__What the task asks__. Exactly reproduce each entry, leaving out nothing.

━━━━━ Record list ━━━━━

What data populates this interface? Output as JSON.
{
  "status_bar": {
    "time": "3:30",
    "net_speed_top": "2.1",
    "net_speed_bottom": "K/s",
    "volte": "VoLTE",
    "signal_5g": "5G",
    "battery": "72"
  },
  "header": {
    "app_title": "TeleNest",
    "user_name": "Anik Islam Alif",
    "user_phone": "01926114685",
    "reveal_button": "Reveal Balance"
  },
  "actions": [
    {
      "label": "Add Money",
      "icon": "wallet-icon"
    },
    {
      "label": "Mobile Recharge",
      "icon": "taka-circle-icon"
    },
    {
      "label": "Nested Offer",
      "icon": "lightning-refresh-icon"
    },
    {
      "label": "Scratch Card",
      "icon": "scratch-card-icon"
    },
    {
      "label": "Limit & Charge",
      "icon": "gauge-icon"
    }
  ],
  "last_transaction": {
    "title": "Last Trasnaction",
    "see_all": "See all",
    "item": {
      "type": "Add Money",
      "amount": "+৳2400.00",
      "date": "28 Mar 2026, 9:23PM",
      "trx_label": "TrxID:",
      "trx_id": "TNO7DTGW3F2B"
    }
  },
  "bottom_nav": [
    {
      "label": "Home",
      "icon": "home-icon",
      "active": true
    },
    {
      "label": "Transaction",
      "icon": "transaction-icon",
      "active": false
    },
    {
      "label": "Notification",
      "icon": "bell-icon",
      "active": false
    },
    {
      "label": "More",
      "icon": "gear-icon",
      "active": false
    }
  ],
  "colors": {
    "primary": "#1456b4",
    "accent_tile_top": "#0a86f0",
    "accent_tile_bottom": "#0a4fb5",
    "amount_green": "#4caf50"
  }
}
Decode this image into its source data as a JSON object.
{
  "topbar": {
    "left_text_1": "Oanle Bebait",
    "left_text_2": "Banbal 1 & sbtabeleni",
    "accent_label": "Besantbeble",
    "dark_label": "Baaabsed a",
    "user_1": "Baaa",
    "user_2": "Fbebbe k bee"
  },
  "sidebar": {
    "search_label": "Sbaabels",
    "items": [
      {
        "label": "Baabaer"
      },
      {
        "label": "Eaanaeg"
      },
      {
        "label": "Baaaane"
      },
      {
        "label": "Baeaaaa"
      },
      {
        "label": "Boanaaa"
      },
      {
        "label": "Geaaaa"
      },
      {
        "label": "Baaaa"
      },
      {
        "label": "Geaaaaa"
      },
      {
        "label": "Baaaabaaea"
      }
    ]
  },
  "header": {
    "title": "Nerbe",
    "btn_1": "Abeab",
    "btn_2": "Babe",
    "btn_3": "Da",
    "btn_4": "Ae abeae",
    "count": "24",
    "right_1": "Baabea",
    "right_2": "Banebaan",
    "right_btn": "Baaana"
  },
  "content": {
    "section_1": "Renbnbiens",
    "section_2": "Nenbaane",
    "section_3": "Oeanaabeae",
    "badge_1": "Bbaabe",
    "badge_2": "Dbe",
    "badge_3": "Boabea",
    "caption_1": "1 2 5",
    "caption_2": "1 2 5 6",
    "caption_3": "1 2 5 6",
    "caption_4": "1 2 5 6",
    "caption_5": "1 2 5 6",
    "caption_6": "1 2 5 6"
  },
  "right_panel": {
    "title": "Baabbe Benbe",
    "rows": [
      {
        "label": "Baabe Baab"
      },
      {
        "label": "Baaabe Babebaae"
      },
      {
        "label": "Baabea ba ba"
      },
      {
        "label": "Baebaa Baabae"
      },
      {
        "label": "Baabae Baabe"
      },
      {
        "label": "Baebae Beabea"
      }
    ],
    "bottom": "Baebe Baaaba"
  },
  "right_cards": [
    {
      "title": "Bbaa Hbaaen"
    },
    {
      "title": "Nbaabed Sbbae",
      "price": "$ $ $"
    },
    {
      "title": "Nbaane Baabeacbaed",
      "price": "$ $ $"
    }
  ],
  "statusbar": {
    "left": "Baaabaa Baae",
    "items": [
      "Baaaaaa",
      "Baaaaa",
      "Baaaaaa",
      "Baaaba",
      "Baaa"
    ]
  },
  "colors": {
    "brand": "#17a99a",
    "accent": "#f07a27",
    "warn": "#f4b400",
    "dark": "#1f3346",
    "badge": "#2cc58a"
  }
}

━━━━━

__Complete answer__.
What data populates this interface? Output as JSON.
{
  "status_bar": {
    "time": "3:30",
    "net_speed_top": "2.1",
    "net_speed_bottom": "K/s",
    "volte": "VoLTE",
    "signal_5g": "5G",
    "battery": "72"
  },
  "header": {
    "app_title": "TeleNest",
    "user_name": "Anik Islam Alif",
    "user_phone": "01926114685",
    "reveal_button": "Reveal Balance"
  },
  "actions": [
    {
      "label": "Add Money",
      "icon": "wallet-icon"
    },
    {
      "label": "Mobile Recharge",
      "icon": "taka-circle-icon"
    },
    {
      "label": "Nested Offer",
      "icon": "lightning-refresh-icon"
    },
    {
      "label": "Scratch Card",
      "icon": "scratch-card-icon"
    },
    {
      "label": "Limit & Charge",
      "icon": "gauge-icon"
    }
  ],
  "last_transaction": {
    "title": "Last Trasnaction",
    "see_all": "See all",
    "item": {
      "type": "Add Money",
      "amount": "+৳2400.00",
      "date": "28 Mar 2026, 9:23PM",
      "trx_label": "TrxID:",
      "trx_id": "TNO7DTGW3F2B"
    }
  },
  "bottom_nav": [
    {
      "label": "Home",
      "icon": "home-icon",
      "active": true
    },
    {
      "label": "Transaction",
      "icon": "transaction-icon",
      "active": false
    },
    {
      "label": "Notification",
      "icon": "bell-icon",
      "active": false
    },
    {
      "label": "More",
      "icon": "gear-icon",
      "active": false
    }
  ],
  "colors": {
    "primary": "#1456b4",
    "accent_tile_top": "#0a86f0",
    "accent_tile_bottom": "#0a4fb5",
    "amount_green": "#4caf50"
  }
}
Decode this image into its source data as a JSON object.
{
  "topbar": {
    "left_text_1": "Oanle Bebait",
    "left_text_2": "Banbal 1 & sbtabeleni",
    "accent_label": "Besantbeble",
    "dark_label": "Baaabsed a",
    "user_1": "Baaa",
    "user_2": "Fbebbe k bee"
  },
  "sidebar": {
    "search_label": "Sbaabels",
    "items": [
      {
        "label": "Baabaer"
      },
      {
        "label": "Eaanaeg"
      },
      {
        "label": "Baaaane"
      },
      {
        "label": "Baeaaaa"
      },
      {
        "label": "Boanaaa"
      },
      {
        "label": "Geaaaa"
      },
      {
        "label": "Baaaa"
      },
      {
        "label": "Geaaaaa"
      },
      {
        "label": "Baaaabaaea"
      }
    ]
  },
  "header": {
    "title": "Nerbe",
    "btn_1": "Abeab",
    "btn_2": "Babe",
    "btn_3": "Da",
    "btn_4": "Ae abeae",
    "count": "24",
    "right_1": "Baabea",
    "right_2": "Banebaan",
    "right_btn": "Baaana"
  },
  "content": {
    "section_1": "Renbnbiens",
    "section_2": "Nenbaane",
    "section_3": "Oeanaabeae",
    "badge_1": "Bbaabe",
    "badge_2": "Dbe",
    "badge_3": "Boabea",
    "caption_1": "1 2 5",
    "caption_2": "1 2 5 6",
    "caption_3": "1 2 5 6",
    "caption_4": "1 2 5 6",
    "caption_5": "1 2 5 6",
    "caption_6": "1 2 5 6"
  },
  "right_panel": {
    "title": "Baabbe Benbe",
    "rows": [
      {
        "label": "Baabe Baab"
      },
      {
        "label": "Baaabe Babebaae"
      },
      {
        "label": "Baabea ba ba"
      },
      {
        "label": "Baebaa Baabae"
      },
      {
        "label": "Baabae Baabe"
      },
      {
        "label": "Baebae Beabea"
      }
    ],
    "bottom": "Baebe Baaaba"
  },
  "right_cards": [
    {
      "title": "Bbaa Hbaaen"
    },
    {
      "title": "Nbaabed Sbbae",
      "price": "$ $ $"
    },
    {
      "title": "Nbaane Baabeacbaed",
      "price": "$ $ $"
    }
  ],
  "statusbar": {
    "left": "Baaabaa Baae",
    "items": [
      "Baaaaaa",
      "Baaaaa",
      "Baaaaaa",
      "Baaaba",
      "Baaa"
    ]
  },
  "colors": {
    "brand": "#17a99a",
    "accent": "#f07a27",
    "warn": "#f4b400",
    "dark": "#1f3346",
    "badge": "#2cc58a"
  }
}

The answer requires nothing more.